— Task statement —
Take the data below and repeat it exactly.

____________________

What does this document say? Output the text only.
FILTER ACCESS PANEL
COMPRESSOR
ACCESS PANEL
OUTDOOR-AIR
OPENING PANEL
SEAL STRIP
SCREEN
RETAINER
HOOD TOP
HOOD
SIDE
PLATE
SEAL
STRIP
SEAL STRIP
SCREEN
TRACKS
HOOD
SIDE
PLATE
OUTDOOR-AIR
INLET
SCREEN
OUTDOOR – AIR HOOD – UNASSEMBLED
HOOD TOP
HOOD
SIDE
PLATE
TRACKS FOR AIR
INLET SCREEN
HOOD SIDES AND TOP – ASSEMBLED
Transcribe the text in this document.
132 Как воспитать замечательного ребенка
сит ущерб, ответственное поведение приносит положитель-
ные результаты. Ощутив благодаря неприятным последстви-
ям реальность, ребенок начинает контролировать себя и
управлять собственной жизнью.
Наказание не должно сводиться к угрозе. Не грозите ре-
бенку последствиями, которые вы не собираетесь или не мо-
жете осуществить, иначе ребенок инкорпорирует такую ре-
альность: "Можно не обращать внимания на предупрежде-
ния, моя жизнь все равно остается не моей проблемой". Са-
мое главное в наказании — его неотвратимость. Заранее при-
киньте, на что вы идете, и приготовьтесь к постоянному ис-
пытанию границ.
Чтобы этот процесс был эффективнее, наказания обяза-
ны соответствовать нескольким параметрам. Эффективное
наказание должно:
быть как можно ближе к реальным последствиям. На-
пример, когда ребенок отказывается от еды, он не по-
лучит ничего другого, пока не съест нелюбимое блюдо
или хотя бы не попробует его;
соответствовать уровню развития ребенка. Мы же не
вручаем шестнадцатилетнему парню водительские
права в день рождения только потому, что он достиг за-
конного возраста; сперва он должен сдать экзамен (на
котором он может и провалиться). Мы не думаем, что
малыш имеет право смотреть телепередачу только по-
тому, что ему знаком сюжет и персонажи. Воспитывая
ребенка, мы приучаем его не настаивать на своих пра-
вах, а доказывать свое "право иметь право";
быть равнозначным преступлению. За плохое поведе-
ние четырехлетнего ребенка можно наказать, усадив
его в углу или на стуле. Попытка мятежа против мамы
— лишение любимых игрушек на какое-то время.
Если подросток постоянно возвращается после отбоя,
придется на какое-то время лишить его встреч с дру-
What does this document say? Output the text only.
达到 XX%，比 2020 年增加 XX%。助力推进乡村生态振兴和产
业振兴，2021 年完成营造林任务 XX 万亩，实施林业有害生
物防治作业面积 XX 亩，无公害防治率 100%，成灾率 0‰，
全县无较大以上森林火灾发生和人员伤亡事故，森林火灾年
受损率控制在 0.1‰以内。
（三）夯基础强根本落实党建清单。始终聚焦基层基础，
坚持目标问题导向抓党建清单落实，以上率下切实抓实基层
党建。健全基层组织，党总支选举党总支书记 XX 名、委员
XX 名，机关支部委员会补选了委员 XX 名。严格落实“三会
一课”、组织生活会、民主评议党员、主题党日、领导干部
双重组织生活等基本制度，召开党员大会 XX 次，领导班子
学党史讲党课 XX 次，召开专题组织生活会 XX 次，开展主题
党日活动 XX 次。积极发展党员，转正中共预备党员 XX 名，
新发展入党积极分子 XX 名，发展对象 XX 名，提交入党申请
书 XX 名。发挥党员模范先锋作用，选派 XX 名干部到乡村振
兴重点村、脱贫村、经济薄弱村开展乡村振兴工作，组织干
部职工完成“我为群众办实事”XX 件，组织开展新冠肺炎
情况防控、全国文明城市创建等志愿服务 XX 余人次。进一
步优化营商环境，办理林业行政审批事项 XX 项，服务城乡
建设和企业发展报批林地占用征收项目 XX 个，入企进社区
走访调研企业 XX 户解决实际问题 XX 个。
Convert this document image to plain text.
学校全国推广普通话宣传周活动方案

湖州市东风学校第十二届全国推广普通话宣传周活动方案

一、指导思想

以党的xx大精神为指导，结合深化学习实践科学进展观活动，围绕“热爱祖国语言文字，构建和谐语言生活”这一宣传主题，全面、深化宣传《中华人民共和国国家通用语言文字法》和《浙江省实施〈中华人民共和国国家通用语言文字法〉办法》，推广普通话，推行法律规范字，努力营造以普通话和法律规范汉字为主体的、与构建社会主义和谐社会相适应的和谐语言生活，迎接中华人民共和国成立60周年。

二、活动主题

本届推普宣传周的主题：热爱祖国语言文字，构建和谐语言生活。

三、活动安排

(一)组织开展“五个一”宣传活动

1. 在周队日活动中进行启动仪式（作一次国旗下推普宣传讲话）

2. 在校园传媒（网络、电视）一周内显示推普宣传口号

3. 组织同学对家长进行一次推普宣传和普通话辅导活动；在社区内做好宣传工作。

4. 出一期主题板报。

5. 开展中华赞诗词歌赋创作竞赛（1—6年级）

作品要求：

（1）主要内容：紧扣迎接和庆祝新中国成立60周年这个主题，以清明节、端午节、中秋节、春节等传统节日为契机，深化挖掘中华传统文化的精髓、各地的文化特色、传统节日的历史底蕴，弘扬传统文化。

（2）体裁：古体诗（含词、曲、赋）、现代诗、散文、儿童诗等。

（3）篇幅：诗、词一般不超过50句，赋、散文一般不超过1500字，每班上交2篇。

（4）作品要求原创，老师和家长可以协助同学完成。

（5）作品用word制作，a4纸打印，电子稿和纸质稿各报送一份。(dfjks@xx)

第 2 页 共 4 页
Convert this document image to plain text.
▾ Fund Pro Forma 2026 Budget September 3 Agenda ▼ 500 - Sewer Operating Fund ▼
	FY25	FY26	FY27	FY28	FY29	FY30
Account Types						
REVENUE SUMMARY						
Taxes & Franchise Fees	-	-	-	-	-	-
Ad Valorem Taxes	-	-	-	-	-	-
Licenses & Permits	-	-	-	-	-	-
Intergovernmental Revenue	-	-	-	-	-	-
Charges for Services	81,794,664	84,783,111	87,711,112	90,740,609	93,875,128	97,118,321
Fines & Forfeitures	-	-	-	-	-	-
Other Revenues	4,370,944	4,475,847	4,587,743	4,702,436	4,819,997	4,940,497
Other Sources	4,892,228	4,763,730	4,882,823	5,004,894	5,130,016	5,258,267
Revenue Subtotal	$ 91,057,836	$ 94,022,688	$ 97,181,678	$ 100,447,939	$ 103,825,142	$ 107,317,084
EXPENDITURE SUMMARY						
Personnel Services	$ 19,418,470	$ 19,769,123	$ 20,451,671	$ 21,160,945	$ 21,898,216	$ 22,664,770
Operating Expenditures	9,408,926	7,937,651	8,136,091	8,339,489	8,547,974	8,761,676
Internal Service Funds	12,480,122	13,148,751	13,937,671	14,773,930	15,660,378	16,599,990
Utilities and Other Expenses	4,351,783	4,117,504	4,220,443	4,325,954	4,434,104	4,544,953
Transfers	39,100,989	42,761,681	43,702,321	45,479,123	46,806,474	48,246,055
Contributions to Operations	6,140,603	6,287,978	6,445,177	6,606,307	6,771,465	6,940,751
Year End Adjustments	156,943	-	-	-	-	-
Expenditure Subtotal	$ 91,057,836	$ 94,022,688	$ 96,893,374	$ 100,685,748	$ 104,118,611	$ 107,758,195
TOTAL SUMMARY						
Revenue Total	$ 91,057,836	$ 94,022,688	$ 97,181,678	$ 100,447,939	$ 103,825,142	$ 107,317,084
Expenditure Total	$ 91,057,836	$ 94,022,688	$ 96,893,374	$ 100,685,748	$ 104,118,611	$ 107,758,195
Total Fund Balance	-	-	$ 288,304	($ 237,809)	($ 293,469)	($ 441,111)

____________________

— Output of the exercise —
What does this document say? Output the text only.
FILTER ACCESS PANEL
COMPRESSOR
ACCESS PANEL
OUTDOOR-AIR
OPENING PANEL
SEAL STRIP
SCREEN
RETAINER
HOOD TOP
HOOD
SIDE
PLATE
SEAL
STRIP
SEAL STRIP
SCREEN
TRACKS
HOOD
SIDE
PLATE
OUTDOOR-AIR
INLET
SCREEN
OUTDOOR – AIR HOOD – UNASSEMBLED
HOOD TOP
HOOD
SIDE
PLATE
TRACKS FOR AIR
INLET SCREEN
HOOD SIDES AND TOP – ASSEMBLED
Transcribe the text in this document.
132 Как воспитать замечательного ребенка
сит ущерб, ответственное поведение приносит положитель-
ные результаты. Ощутив благодаря неприятным последстви-
ям реальность, ребенок начинает контролировать себя и
управлять собственной жизнью.
Наказание не должно сводиться к угрозе. Не грозите ре-
бенку последствиями, которые вы не собираетесь или не мо-
жете осуществить, иначе ребенок инкорпорирует такую ре-
альность: "Можно не обращать внимания на предупрежде-
ния, моя жизнь все равно остается не моей проблемой". Са-
мое главное в наказании — его неотвратимость. Заранее при-
киньте, на что вы идете, и приготовьтесь к постоянному ис-
пытанию границ.
Чтобы этот процесс был эффективнее, наказания обяза-
ны соответствовать нескольким параметрам. Эффективное
наказание должно:
быть как можно ближе к реальным последствиям. На-
пример, когда ребенок отказывается от еды, он не по-
лучит ничего другого, пока не съест нелюбимое блюдо
или хотя бы не попробует его;
соответствовать уровню развития ребенка. Мы же не
вручаем шестнадцатилетнему парню водительские
права в день рождения только потому, что он достиг за-
конного возраста; сперва он должен сдать экзамен (на
котором он может и провалиться). Мы не думаем, что
малыш имеет право смотреть телепередачу только по-
тому, что ему знаком сюжет и персонажи. Воспитывая
ребенка, мы приучаем его не настаивать на своих пра-
вах, а доказывать свое "право иметь право";
быть равнозначным преступлению. За плохое поведе-
ние четырехлетнего ребенка можно наказать, усадив
его в углу или на стуле. Попытка мятежа против мамы
— лишение любимых игрушек на какое-то время.
Если подросток постоянно возвращается после отбоя,
придется на какое-то время лишить его встреч с дру-
What does this document say? Output the text only.
达到 XX%，比 2020 年增加 XX%。助力推进乡村生态振兴和产
业振兴，2021 年完成营造林任务 XX 万亩，实施林业有害生
物防治作业面积 XX 亩，无公害防治率 100%，成灾率 0‰，
全县无较大以上森林火灾发生和人员伤亡事故，森林火灾年
受损率控制在 0.1‰以内。
（三）夯基础强根本落实党建清单。始终聚焦基层基础，
坚持目标问题导向抓党建清单落实，以上率下切实抓实基层
党建。健全基层组织，党总支选举党总支书记 XX 名、委员
XX 名，机关支部委员会补选了委员 XX 名。严格落实“三会
一课”、组织生活会、民主评议党员、主题党日、领导干部
双重组织生活等基本制度，召开党员大会 XX 次，领导班子
学党史讲党课 XX 次，召开专题组织生活会 XX 次，开展主题
党日活动 XX 次。积极发展党员，转正中共预备党员 XX 名，
新发展入党积极分子 XX 名，发展对象 XX 名，提交入党申请
书 XX 名。发挥党员模范先锋作用，选派 XX 名干部到乡村振
兴重点村、脱贫村、经济薄弱村开展乡村振兴工作，组织干
部职工完成“我为群众办实事”XX 件，组织开展新冠肺炎
情况防控、全国文明城市创建等志愿服务 XX 余人次。进一
步优化营商环境，办理林业行政审批事项 XX 项，服务城乡
建设和企业发展报批林地占用征收项目 XX 个，入企进社区
走访调研企业 XX 户解决实际问题 XX 个。
Convert this document image to plain text.
学校全国推广普通话宣传周活动方案

湖州市东风学校第十二届全国推广普通话宣传周活动方案

一、指导思想

以党的xx大精神为指导，结合深化学习实践科学进展观活动，围绕“热爱祖国语言文字，构建和谐语言生活”这一宣传主题，全面、深化宣传《中华人民共和国国家通用语言文字法》和《浙江省实施〈中华人民共和国国家通用语言文字法〉办法》，推广普通话，推行法律规范字，努力营造以普通话和法律规范汉字为主体的、与构建社会主义和谐社会相适应的和谐语言生活，迎接中华人民共和国成立60周年。

二、活动主题

本届推普宣传周的主题：热爱祖国语言文字，构建和谐语言生活。

三、活动安排

(一)组织开展“五个一”宣传活动

1. 在周队日活动中进行启动仪式（作一次国旗下推普宣传讲话）

2. 在校园传媒（网络、电视）一周内显示推普宣传口号

3. 组织同学对家长进行一次推普宣传和普通话辅导活动；在社区内做好宣传工作。

4. 出一期主题板报。

5. 开展中华赞诗词歌赋创作竞赛（1—6年级）

作品要求：

（1）主要内容：紧扣迎接和庆祝新中国成立60周年这个主题，以清明节、端午节、中秋节、春节等传统节日为契机，深化挖掘中华传统文化的精髓、各地的文化特色、传统节日的历史底蕴，弘扬传统文化。

（2）体裁：古体诗（含词、曲、赋）、现代诗、散文、儿童诗等。

（3）篇幅：诗、词一般不超过50句，赋、散文一般不超过1500字，每班上交2篇。

（4）作品要求原创，老师和家长可以协助同学完成。

（5）作品用word制作，a4纸打印，电子稿和纸质稿各报送一份。(dfjks@xx)

第 2 页 共 4 页
Convert this document image to plain text.
▾ Fund Pro Forma 2026 Budget September 3 Agenda ▼ 500 - Sewer Operating Fund ▼
	FY25	FY26	FY27	FY28	FY29	FY30
Account Types						
REVENUE SUMMARY						
Taxes & Franchise Fees	-	-	-	-	-	-
Ad Valorem Taxes	-	-	-	-	-	-
Licenses & Permits	-	-	-	-	-	-
Intergovernmental Revenue	-	-	-	-	-	-
Charges for Services	81,794,664	84,783,111	87,711,112	90,740,609	93,875,128	97,118,321
Fines & Forfeitures	-	-	-	-	-	-
Other Revenues	4,370,944	4,475,847	4,587,743	4,702,436	4,819,997	4,940,497
Other Sources	4,892,228	4,763,730	4,882,823	5,004,894	5,130,016	5,258,267
Revenue Subtotal	$ 91,057,836	$ 94,022,688	$ 97,181,678	$ 100,447,939	$ 103,825,142	$ 107,317,084
EXPENDITURE SUMMARY						
Personnel Services	$ 19,418,470	$ 19,769,123	$ 20,451,671	$ 21,160,945	$ 21,898,216	$ 22,664,770
Operating Expenditures	9,408,926	7,937,651	8,136,091	8,339,489	8,547,974	8,761,676
Internal Service Funds	12,480,122	13,148,751	13,937,671	14,773,930	15,660,378	16,599,990
Utilities and Other Expenses	4,351,783	4,117,504	4,220,443	4,325,954	4,434,104	4,544,953
Transfers	39,100,989	42,761,681	43,702,321	45,479,123	46,806,474	48,246,055
Contributions to Operations	6,140,603	6,287,978	6,445,177	6,606,307	6,771,465	6,940,751
Year End Adjustments	156,943	-	-	-	-	-
Expenditure Subtotal	$ 91,057,836	$ 94,022,688	$ 96,893,374	$ 100,685,748	$ 104,118,611	$ 107,758,195
TOTAL SUMMARY						
Revenue Total	$ 91,057,836	$ 94,022,688	$ 97,181,678	$ 100,447,939	$ 103,825,142	$ 107,317,084
Expenditure Total	$ 91,057,836	$ 94,022,688	$ 96,893,374	$ 100,685,748	$ 104,118,611	$ 107,758,195
Total Fund Balance	-	-	$ 288,304	($ 237,809)	($ 293,469)	($ 441,111)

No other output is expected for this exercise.